TEXT SHOWN
>> START
Security Model¶
How the protocol protects against attacks — from forged bundles to protocol forks.
Design principle¶
Verification is local. This is not a weakness; it is the core security property. Local verification means:
- No single point of compromise. There is no central server that, if hacked, invalidates all agents. Each verifier runs its own code, checks its own math.
- Cryptographic guarantees are location-independent. Ed25519 signatures and SHA-256 hashes produce the same result on any machine. You cannot "hack the math."
- The verifier does not trust the agent. The agent presents a bundle; the verifier checks it with its own tools. A compromised agent cannot make a verifier accept an invalid bundle.
Security comes from layers of protection, each addressing a different attack vector.
Attack vectors and protections¶
1. Forged bundle (tampered content)¶
Attack: an attacker modifies a field in a Signed Bundle (e.g. changes agent_passport.status from "revoked" to "active").
>> END
DATA EXTRACT
>> START
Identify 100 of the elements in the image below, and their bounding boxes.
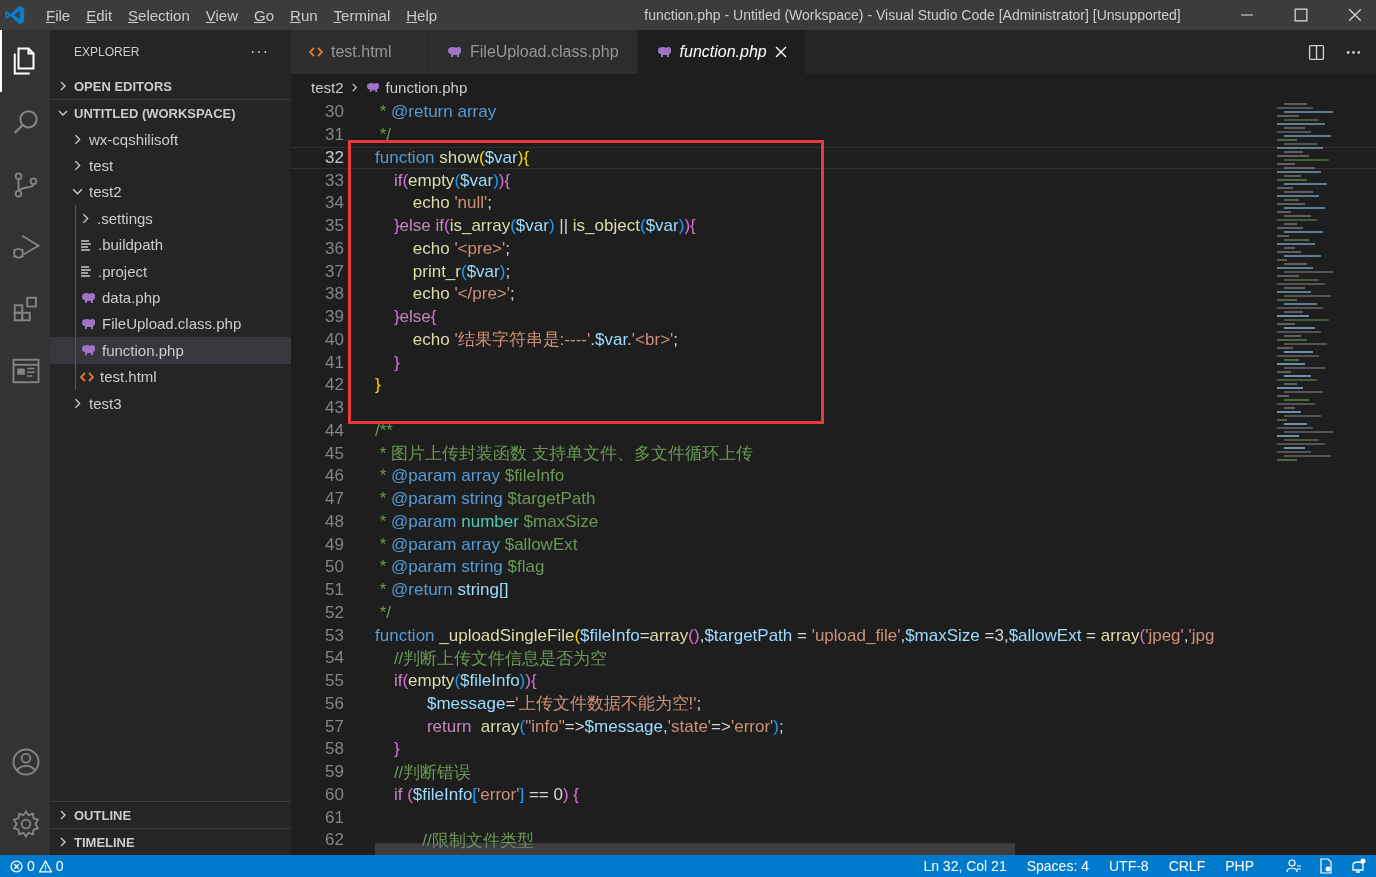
>> END
DIRECTIVE 1
Answer these from the security model text:
(a) Which signature scheme and which hash function does the text name?
(b) In the forged-bundle example, which field does the attacker change, and from what value to what value?
(c) According to the text, where does security come from?
DIRECTIVE 2
Write the next part of the security model text, carrying on after its last sentence.
The listing was drawn from a separate source, unrelated to the security model text.

RESULT 1
(a) Ed25519 signatures and SHA-256 hashes.
(b) The field agent_passport.status, changed from "revoked" to "active".
(c) From layers of protection, each addressing a different attack vector.

RESULT 2
Protection: the Ed25519 signature covers the canonical JSON of the entire bundle. Any modification — even a single byte — invalidates the signature. The verifier recomputes bundle_hash = SHA-256(canonical(bundle)) and checks it against the signed hash. Both checks fail if the bundle was modified.
Strength: cryptographic. Breaking Ed25519 requires solving the discrete logarithm problem on Curve25519; no known practical attack exists.
2. Forged identity (fake RPR)¶
Attack: an attacker creates a Responsible Principal Record claiming to be "Google" or "US Government" and signs a bundle with their own key. The signature is valid, but the identity is false.
Protection:
- Jurisdiction Attestation (see spec/DCP-01.md): a government or accredited authority signs the RPR hash, certifying the identity. A verifier that requires attestation will reject bundles without it.
- Public key binding: the verifier can require that the signer's public key is known (e.g. published by the entity). A fake "Google" bundle won't have Google's real public key.
- Transparency log: if the real entity's
bundle_hashis in the log and the fake one is not, the fake is detectable.
Strength: depends on whether attestation is required. Without attestation, identity is self-declared (like a self-signed certificate). With attestation, identity is authority-backed.
3. Stolen signing key¶
Attack: an attacker steals a user's secret key and creates valid bundles in their name.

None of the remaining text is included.